What this task involves: Your task is to retype each line of the data below exactly.

Listing:
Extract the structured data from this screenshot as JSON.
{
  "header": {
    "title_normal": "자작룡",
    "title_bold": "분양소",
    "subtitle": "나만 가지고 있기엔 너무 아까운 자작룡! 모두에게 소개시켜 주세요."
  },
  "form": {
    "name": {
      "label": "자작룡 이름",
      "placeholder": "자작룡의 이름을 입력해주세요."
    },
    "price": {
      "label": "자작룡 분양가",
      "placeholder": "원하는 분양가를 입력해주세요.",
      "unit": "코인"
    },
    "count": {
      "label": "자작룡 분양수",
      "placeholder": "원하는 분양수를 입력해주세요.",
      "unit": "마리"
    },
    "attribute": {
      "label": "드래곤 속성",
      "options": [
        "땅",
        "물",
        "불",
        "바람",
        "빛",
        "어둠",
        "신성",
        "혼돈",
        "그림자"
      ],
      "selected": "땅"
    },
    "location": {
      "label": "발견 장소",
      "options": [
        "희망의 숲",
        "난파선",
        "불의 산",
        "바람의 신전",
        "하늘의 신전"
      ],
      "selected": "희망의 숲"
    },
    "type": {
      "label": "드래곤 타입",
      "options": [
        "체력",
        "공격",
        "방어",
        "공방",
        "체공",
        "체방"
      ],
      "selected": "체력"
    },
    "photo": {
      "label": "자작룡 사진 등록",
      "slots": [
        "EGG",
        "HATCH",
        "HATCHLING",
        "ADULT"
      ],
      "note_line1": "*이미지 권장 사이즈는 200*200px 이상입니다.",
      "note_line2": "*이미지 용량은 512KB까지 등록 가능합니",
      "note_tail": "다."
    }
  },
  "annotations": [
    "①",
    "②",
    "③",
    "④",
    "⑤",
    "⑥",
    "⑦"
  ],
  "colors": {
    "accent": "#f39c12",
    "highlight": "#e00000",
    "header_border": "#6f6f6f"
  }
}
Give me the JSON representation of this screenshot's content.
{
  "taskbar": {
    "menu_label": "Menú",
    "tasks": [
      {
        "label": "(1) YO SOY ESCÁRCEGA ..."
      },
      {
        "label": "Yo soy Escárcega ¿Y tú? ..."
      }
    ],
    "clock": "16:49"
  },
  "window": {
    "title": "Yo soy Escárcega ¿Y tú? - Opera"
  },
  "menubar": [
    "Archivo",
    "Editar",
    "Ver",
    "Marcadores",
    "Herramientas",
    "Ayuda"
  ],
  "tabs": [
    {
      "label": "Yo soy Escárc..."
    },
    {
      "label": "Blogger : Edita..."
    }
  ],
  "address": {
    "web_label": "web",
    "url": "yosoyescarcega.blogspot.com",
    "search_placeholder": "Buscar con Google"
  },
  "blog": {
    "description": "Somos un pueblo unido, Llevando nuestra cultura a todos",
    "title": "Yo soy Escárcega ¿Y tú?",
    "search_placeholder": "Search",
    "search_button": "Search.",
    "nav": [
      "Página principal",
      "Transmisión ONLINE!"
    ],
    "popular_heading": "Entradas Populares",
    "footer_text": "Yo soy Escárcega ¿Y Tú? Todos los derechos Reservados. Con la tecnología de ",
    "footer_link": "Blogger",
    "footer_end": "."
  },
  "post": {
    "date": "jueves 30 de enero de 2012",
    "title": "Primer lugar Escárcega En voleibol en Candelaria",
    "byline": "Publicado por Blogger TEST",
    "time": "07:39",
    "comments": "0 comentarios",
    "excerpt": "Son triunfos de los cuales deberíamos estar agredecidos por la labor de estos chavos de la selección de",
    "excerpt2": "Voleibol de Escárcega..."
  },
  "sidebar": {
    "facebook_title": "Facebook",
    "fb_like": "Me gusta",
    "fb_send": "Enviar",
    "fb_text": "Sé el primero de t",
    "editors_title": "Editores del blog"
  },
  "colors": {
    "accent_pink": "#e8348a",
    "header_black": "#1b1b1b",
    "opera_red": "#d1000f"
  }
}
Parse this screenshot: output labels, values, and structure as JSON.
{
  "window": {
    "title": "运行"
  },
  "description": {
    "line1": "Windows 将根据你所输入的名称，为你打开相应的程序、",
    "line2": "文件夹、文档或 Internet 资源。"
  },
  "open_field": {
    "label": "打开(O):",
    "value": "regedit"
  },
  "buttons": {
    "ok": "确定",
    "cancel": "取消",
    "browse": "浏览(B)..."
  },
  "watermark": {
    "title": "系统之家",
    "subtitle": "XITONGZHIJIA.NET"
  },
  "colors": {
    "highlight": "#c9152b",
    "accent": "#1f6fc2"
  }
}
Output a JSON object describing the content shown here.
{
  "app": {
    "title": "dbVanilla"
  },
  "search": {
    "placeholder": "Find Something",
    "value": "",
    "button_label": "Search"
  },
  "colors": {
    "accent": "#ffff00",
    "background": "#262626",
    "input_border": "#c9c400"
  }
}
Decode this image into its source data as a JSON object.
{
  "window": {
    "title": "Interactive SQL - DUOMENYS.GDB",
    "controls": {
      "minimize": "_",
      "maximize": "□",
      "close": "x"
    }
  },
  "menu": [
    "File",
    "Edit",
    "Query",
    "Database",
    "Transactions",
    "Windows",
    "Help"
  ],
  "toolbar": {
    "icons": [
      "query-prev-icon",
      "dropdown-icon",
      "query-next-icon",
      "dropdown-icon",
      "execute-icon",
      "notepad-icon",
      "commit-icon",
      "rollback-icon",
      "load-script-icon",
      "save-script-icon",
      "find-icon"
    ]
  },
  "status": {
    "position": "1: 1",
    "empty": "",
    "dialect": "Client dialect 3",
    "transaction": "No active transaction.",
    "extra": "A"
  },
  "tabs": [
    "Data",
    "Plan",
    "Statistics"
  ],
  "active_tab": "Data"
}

Task result:
Extract the structured data from this screenshot as JSON.
{
  "header": {
    "title_normal": "자작룡",
    "title_bold": "분양소",
    "subtitle": "나만 가지고 있기엔 너무 아까운 자작룡! 모두에게 소개시켜 주세요."
  },
  "form": {
    "name": {
      "label": "자작룡 이름",
      "placeholder": "자작룡의 이름을 입력해주세요."
    },
    "price": {
      "label": "자작룡 분양가",
      "placeholder": "원하는 분양가를 입력해주세요.",
      "unit": "코인"
    },
    "count": {
      "label": "자작룡 분양수",
      "placeholder": "원하는 분양수를 입력해주세요.",
      "unit": "마리"
    },
    "attribute": {
      "label": "드래곤 속성",
      "options": [
        "땅",
        "물",
        "불",
        "바람",
        "빛",
        "어둠",
        "신성",
        "혼돈",
        "그림자"
      ],
      "selected": "땅"
    },
    "location": {
      "label": "발견 장소",
      "options": [
        "희망의 숲",
        "난파선",
        "불의 산",
        "바람의 신전",
        "하늘의 신전"
      ],
      "selected": "희망의 숲"
    },
    "type": {
      "label": "드래곤 타입",
      "options": [
        "체력",
        "공격",
        "방어",
        "공방",
        "체공",
        "체방"
      ],
      "selected": "체력"
    },
    "photo": {
      "label": "자작룡 사진 등록",
      "slots": [
        "EGG",
        "HATCH",
        "HATCHLING",
        "ADULT"
      ],
      "note_line1": "*이미지 권장 사이즈는 200*200px 이상입니다.",
      "note_line2": "*이미지 용량은 512KB까지 등록 가능합니",
      "note_tail": "다."
    }
  },
  "annotations": [
    "①",
    "②",
    "③",
    "④",
    "⑤",
    "⑥",
    "⑦"
  ],
  "colors": {
    "accent": "#f39c12",
    "highlight": "#e00000",
    "header_border": "#6f6f6f"
  }
}
Give me the JSON representation of this screenshot's content.
{
  "taskbar": {
    "menu_label": "Menú",
    "tasks": [
      {
        "label": "(1) YO SOY ESCÁRCEGA ..."
      },
      {
        "label": "Yo soy Escárcega ¿Y tú? ..."
      }
    ],
    "clock": "16:49"
  },
  "window": {
    "title": "Yo soy Escárcega ¿Y tú? - Opera"
  },
  "menubar": [
    "Archivo",
    "Editar",
    "Ver",
    "Marcadores",
    "Herramientas",
    "Ayuda"
  ],
  "tabs": [
    {
      "label": "Yo soy Escárc..."
    },
    {
      "label": "Blogger : Edita..."
    }
  ],
  "address": {
    "web_label": "web",
    "url": "yosoyescarcega.blogspot.com",
    "search_placeholder": "Buscar con Google"
  },
  "blog": {
    "description": "Somos un pueblo unido, Llevando nuestra cultura a todos",
    "title": "Yo soy Escárcega ¿Y tú?",
    "search_placeholder": "Search",
    "search_button": "Search.",
    "nav": [
      "Página principal",
      "Transmisión ONLINE!"
    ],
    "popular_heading": "Entradas Populares",
    "footer_text": "Yo soy Escárcega ¿Y Tú? Todos los derechos Reservados. Con la tecnología de ",
    "footer_link": "Blogger",
    "footer_end": "."
  },
  "post": {
    "date": "jueves 30 de enero de 2012",
    "title": "Primer lugar Escárcega En voleibol en Candelaria",
    "byline": "Publicado por Blogger TEST",
    "time": "07:39",
    "comments": "0 comentarios",
    "excerpt": "Son triunfos de los cuales deberíamos estar agredecidos por la labor de estos chavos de la selección de",
    "excerpt2": "Voleibol de Escárcega..."
  },
  "sidebar": {
    "facebook_title": "Facebook",
    "fb_like": "Me gusta",
    "fb_send": "Enviar",
    "fb_text": "Sé el primero de t",
    "editors_title": "Editores del blog"
  },
  "colors": {
    "accent_pink": "#e8348a",
    "header_black": "#1b1b1b",
    "opera_red": "#d1000f"
  }
}
Parse this screenshot: output labels, values, and structure as JSON.
{
  "window": {
    "title": "运行"
  },
  "description": {
    "line1": "Windows 将根据你所输入的名称，为你打开相应的程序、",
    "line2": "文件夹、文档或 Internet 资源。"
  },
  "open_field": {
    "label": "打开(O):",
    "value": "regedit"
  },
  "buttons": {
    "ok": "确定",
    "cancel": "取消",
    "browse": "浏览(B)..."
  },
  "watermark": {
    "title": "系统之家",
    "subtitle": "XITONGZHIJIA.NET"
  },
  "colors": {
    "highlight": "#c9152b",
    "accent": "#1f6fc2"
  }
}
Output a JSON object describing the content shown here.
{
  "app": {
    "title": "dbVanilla"
  },
  "search": {
    "placeholder": "Find Something",
    "value": "",
    "button_label": "Search"
  },
  "colors": {
    "accent": "#ffff00",
    "background": "#262626",
    "input_border": "#c9c400"
  }
}
Decode this image into its source data as a JSON object.
{
  "window": {
    "title": "Interactive SQL - DUOMENYS.GDB",
    "controls": {
      "minimize": "_",
      "maximize": "□",
      "close": "x"
    }
  },
  "menu": [
    "File",
    "Edit",
    "Query",
    "Database",
    "Transactions",
    "Windows",
    "Help"
  ],
  "toolbar": {
    "icons": [
      "query-prev-icon",
      "dropdown-icon",
      "query-next-icon",
      "dropdown-icon",
      "execute-icon",
      "notepad-icon",
      "commit-icon",
      "rollback-icon",
      "load-script-icon",
      "save-script-icon",
      "find-icon"
    ]
  },
  "status": {
    "position": "1: 1",
    "empty": "",
    "dialect": "Client dialect 3",
    "transaction": "No active transaction.",
    "extra": "A"
  },
  "tabs": [
    "Data",
    "Plan",
    "Statistics"
  ],
  "active_tab": "Data"
}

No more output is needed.